=== Your task ===
Your task is to locate every line holding the string "diastolic" and to copy each of them.

(Figure dataset records)

**********

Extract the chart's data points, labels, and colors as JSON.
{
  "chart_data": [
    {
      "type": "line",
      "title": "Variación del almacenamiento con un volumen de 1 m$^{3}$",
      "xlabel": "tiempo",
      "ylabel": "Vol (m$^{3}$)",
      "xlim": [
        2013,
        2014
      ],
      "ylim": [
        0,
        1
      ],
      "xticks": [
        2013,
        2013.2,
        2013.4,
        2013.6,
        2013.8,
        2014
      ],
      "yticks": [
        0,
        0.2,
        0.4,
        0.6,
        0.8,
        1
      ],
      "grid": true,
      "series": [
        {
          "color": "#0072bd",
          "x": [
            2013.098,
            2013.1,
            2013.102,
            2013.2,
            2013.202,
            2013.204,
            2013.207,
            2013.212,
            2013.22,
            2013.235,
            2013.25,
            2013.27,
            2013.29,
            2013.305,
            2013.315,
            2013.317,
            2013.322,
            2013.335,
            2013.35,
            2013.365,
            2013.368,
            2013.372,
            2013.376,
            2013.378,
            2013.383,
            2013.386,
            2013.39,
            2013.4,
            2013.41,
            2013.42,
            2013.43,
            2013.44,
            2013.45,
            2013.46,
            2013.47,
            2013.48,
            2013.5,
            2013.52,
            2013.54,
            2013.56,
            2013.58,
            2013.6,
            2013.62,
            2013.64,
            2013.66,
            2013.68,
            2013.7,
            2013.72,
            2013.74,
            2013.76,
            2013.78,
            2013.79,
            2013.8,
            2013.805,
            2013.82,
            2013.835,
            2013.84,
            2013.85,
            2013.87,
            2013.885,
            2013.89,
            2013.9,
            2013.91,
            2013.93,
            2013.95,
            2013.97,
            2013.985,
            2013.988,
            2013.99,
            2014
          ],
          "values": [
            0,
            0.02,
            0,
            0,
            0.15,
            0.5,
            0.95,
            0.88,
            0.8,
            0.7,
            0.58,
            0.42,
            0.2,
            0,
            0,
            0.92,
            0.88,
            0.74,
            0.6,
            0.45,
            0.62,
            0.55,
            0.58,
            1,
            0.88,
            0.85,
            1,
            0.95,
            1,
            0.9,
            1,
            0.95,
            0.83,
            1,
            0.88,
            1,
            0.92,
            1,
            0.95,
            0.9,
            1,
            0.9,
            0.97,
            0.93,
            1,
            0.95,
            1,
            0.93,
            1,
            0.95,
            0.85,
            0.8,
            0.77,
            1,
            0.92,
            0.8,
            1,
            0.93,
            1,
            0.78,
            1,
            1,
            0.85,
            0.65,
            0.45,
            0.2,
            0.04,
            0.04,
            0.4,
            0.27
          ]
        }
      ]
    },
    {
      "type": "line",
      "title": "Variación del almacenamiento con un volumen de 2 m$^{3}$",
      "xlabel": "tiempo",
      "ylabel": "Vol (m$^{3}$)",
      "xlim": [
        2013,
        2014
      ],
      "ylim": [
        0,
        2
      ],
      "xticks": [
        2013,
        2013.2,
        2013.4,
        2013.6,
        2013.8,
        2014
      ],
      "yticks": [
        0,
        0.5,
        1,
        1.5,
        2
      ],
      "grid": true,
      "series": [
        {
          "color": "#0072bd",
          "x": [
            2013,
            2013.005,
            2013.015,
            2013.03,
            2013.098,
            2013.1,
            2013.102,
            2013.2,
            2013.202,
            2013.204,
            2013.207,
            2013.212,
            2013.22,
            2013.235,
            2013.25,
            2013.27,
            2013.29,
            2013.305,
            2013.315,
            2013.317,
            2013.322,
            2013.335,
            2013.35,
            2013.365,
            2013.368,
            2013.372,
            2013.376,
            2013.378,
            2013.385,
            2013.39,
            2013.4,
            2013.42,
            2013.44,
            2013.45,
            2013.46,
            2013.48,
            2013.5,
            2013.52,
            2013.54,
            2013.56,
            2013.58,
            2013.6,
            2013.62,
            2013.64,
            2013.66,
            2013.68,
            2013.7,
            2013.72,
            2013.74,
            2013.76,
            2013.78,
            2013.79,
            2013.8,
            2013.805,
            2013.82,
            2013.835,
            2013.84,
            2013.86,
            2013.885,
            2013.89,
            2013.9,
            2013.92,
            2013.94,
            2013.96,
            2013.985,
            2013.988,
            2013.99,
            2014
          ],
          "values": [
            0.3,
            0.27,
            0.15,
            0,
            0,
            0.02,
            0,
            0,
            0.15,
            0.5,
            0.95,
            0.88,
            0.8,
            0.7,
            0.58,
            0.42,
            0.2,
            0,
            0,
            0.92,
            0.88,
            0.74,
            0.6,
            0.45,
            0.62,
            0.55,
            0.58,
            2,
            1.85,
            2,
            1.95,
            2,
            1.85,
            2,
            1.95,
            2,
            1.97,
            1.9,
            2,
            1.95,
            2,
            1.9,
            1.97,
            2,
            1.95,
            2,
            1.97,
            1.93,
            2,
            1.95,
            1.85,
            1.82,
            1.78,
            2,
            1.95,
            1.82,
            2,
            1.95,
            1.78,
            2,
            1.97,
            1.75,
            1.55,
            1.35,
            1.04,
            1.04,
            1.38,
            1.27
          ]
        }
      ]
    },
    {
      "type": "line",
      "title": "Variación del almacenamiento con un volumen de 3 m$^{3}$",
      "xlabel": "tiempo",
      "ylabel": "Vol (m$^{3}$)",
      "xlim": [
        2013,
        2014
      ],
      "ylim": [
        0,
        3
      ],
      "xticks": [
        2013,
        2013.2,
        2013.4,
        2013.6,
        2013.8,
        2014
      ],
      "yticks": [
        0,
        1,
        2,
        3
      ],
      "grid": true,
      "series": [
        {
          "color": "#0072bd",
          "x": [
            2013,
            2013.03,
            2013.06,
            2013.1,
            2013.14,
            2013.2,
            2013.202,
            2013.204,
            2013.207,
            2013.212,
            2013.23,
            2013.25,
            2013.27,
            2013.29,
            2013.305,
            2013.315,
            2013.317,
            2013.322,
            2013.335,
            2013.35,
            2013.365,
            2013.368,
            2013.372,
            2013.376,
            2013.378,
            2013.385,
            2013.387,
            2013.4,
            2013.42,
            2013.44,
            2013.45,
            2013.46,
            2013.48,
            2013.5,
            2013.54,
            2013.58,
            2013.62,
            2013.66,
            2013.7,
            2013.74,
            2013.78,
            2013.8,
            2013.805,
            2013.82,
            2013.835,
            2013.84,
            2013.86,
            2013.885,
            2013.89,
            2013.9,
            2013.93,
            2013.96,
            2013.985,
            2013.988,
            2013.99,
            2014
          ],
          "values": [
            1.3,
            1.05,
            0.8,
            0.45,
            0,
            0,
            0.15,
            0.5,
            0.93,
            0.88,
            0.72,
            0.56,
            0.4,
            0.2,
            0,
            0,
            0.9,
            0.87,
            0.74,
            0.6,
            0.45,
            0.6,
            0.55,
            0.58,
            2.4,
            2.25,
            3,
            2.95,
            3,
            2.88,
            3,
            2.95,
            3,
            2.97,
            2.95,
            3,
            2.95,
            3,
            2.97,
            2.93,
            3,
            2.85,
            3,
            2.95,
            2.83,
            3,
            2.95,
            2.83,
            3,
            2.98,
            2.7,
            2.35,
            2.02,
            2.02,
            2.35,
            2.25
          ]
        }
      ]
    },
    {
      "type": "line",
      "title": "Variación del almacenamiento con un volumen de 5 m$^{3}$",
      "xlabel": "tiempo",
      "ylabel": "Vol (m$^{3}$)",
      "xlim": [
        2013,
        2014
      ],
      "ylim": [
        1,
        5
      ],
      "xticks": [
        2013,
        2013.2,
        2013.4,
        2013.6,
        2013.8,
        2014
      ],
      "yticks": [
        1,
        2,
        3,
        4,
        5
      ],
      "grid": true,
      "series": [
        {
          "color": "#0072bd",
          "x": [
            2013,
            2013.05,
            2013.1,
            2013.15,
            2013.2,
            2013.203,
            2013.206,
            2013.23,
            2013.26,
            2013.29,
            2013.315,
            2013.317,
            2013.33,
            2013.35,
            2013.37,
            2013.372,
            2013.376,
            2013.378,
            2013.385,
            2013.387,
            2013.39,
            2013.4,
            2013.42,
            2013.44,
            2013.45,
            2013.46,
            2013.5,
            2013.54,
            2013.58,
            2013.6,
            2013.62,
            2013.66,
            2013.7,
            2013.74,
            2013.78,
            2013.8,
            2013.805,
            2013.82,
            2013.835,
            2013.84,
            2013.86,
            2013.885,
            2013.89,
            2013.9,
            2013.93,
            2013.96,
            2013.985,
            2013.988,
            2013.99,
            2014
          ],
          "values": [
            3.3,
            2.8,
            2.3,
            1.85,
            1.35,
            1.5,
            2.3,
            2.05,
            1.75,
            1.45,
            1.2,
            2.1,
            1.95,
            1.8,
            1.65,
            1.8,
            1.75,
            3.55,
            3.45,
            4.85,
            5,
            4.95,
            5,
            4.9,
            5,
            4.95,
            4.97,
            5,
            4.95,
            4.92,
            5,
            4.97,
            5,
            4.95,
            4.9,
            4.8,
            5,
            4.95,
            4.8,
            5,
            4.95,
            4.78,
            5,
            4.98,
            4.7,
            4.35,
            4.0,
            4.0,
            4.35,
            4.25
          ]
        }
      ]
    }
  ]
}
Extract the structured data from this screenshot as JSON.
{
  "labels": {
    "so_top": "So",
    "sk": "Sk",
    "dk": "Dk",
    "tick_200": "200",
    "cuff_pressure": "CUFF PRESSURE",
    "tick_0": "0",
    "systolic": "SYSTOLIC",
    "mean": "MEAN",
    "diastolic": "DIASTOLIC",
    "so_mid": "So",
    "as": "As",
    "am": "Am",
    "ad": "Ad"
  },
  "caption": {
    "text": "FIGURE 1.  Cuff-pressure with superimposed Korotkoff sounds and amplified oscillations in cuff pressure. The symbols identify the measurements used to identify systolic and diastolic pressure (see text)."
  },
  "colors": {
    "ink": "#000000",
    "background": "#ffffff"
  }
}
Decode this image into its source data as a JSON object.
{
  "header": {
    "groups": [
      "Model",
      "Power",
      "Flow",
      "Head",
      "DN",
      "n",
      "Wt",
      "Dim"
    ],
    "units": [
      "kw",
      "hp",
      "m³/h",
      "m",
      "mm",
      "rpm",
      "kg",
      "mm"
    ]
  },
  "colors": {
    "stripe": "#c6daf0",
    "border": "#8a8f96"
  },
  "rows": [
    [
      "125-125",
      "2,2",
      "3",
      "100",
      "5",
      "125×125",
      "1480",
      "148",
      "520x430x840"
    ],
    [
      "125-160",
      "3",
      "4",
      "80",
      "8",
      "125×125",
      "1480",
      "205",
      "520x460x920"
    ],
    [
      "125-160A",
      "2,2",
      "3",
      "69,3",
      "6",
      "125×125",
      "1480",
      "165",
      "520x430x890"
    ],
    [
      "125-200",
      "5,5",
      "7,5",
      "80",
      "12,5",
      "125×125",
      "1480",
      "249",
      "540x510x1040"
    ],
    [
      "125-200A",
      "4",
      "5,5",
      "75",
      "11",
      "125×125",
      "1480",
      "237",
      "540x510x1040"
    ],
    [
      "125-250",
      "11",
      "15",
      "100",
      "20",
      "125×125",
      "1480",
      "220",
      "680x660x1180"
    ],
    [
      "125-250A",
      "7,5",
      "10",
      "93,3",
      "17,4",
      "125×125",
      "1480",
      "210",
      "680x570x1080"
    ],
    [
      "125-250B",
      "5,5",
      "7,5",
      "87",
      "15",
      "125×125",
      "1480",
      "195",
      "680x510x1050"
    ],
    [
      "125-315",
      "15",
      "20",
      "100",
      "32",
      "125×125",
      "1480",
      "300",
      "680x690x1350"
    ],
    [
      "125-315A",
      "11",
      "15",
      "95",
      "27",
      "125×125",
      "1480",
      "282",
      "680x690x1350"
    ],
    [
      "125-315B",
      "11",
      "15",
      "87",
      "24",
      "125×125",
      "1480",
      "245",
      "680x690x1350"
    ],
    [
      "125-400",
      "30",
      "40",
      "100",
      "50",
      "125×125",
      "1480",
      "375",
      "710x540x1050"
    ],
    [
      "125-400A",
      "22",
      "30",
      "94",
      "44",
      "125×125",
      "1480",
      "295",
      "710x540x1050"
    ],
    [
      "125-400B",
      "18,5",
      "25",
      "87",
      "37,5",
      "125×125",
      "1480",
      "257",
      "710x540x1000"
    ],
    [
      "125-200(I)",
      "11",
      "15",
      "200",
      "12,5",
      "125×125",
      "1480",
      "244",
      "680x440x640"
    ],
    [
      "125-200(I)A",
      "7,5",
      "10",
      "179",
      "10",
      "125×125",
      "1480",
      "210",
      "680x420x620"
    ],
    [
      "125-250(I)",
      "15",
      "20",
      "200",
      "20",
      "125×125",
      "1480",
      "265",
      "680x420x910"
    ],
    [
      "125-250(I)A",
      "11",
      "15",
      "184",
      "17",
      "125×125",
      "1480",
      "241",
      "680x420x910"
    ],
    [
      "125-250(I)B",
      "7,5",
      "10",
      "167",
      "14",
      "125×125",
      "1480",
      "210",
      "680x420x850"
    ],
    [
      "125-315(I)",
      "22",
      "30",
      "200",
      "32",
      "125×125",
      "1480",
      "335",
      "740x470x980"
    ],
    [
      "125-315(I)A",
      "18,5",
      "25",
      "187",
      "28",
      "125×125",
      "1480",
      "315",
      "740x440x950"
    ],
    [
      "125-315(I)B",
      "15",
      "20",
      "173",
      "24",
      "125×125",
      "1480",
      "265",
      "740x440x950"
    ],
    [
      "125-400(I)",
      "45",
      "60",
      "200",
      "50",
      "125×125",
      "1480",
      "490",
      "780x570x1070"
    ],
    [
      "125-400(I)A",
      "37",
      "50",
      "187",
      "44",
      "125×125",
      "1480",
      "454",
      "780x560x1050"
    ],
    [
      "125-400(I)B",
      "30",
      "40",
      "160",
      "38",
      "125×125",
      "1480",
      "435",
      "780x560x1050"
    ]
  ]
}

**********

=== Exercise answer ===
    "diastolic": "DIASTOLIC",
    "text": "FIGURE 1.  Cuff-pressure with superimposed Korotkoff sounds and amplified oscillations in cuff pressure. The symbols identify the measurements used to identify systolic and diastolic pressure (see text)."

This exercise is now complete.